**Short task:** Return all lines where the word "family" can be found.

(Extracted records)
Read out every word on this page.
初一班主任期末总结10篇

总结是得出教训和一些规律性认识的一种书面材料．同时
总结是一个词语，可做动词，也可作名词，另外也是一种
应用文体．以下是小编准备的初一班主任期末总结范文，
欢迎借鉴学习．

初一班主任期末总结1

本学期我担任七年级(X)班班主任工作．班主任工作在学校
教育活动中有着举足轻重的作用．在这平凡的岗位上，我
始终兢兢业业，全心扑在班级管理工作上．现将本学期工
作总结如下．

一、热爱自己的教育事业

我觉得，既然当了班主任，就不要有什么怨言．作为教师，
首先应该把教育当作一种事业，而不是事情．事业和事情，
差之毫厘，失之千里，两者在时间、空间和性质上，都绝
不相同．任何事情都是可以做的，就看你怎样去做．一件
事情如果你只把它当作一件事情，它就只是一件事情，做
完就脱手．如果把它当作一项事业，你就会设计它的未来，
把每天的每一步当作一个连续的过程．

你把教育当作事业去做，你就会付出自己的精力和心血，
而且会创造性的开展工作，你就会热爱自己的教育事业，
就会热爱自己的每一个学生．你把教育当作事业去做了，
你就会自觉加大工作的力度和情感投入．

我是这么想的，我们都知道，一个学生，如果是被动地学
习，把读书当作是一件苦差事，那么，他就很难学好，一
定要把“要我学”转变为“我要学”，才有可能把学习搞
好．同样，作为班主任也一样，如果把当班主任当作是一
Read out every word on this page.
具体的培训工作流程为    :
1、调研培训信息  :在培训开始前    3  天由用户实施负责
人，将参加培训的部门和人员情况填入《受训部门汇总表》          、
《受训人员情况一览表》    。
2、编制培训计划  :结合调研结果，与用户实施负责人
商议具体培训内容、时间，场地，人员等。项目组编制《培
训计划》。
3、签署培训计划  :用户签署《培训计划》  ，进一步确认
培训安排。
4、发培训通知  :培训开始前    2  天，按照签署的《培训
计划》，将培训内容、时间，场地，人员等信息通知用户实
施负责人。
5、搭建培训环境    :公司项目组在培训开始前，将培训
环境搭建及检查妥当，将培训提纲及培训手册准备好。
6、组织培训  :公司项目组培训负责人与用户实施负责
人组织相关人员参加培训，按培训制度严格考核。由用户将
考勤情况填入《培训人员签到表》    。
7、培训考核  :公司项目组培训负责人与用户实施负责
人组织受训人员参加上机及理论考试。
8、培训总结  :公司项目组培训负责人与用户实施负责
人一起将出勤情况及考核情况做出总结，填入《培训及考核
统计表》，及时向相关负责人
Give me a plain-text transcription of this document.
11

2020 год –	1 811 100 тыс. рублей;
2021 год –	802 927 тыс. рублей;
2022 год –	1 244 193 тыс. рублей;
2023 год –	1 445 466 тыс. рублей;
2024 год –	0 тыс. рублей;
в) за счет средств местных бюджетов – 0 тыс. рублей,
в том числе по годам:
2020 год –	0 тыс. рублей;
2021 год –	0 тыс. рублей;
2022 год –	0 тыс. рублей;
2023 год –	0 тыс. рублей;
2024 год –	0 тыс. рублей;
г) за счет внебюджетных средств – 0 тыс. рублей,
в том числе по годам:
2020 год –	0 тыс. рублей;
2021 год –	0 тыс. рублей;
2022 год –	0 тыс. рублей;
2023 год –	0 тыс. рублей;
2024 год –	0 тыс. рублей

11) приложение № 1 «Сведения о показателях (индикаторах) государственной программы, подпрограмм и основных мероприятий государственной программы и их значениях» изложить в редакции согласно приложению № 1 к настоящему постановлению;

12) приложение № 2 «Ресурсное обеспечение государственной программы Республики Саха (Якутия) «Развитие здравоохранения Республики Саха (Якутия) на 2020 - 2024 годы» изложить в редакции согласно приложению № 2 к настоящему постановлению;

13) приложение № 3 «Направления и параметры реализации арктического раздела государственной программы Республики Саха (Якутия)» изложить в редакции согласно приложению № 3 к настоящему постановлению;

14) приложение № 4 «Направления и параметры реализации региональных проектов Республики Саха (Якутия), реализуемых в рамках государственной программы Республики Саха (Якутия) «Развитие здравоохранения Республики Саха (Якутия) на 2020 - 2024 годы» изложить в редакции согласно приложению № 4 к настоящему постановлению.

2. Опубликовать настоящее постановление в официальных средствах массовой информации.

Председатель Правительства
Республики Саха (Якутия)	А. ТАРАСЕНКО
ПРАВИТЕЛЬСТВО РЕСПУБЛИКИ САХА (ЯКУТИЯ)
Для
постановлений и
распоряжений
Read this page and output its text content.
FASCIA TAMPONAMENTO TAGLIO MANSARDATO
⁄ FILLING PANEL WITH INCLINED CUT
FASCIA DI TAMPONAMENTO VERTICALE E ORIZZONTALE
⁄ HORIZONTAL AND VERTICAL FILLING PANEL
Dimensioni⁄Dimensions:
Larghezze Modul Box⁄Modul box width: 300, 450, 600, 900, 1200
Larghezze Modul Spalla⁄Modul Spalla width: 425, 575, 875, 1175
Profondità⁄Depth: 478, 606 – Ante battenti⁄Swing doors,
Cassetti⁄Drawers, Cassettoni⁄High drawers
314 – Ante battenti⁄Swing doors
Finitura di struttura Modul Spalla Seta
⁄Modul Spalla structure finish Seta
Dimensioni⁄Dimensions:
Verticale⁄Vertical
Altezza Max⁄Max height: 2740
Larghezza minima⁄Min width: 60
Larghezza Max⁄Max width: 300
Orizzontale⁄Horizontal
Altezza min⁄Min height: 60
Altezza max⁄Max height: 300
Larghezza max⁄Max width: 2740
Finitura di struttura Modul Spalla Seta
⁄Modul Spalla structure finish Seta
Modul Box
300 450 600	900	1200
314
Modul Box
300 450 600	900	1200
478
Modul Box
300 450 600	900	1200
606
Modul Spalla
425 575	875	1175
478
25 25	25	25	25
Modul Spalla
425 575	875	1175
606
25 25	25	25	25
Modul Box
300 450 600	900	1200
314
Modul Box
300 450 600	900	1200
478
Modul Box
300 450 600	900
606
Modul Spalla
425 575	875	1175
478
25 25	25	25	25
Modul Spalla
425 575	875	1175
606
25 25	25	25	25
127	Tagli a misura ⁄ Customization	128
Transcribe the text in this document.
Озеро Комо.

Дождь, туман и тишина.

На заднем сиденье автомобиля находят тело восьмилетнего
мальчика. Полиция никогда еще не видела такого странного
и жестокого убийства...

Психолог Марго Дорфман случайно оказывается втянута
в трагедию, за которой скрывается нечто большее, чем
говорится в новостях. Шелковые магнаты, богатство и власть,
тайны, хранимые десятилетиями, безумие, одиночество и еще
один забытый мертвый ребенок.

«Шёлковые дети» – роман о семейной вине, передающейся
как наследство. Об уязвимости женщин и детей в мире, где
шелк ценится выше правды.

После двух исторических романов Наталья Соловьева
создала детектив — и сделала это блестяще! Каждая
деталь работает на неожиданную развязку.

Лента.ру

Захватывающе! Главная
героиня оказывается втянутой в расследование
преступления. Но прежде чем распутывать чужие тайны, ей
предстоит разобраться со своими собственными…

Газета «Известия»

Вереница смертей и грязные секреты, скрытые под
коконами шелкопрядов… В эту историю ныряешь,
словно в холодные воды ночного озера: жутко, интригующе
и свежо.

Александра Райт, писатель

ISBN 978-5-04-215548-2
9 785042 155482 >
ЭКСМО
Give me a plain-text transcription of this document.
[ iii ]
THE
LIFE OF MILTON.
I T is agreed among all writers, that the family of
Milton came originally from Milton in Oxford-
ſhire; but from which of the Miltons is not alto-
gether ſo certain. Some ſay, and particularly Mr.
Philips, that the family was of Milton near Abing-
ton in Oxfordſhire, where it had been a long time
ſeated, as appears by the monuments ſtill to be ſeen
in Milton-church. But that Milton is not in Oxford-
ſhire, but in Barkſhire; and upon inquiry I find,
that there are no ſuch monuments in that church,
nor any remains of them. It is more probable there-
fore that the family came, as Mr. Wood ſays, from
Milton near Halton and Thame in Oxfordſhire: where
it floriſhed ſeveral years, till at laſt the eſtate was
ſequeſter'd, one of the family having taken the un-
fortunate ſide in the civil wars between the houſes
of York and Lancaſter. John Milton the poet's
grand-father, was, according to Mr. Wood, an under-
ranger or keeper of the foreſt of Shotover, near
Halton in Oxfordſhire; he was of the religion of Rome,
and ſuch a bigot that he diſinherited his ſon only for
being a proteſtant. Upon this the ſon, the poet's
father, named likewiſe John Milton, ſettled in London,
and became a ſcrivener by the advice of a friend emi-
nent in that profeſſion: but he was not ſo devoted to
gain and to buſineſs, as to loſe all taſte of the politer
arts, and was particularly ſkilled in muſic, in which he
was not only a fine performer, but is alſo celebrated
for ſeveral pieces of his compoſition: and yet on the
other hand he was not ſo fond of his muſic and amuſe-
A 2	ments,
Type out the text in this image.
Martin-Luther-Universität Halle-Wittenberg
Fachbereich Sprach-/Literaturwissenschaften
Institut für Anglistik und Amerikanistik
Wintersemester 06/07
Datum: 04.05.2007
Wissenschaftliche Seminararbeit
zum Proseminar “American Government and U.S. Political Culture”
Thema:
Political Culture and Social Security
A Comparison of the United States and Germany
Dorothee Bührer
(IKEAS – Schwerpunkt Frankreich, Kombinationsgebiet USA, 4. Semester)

**Correct response:**
I T is agreed among all writers, that the family of
Philips, that the family was of Milton near Abing-
fore that the family came, as Mr. Wood ſays, from
ſequeſter'd, one of the family having taken the un-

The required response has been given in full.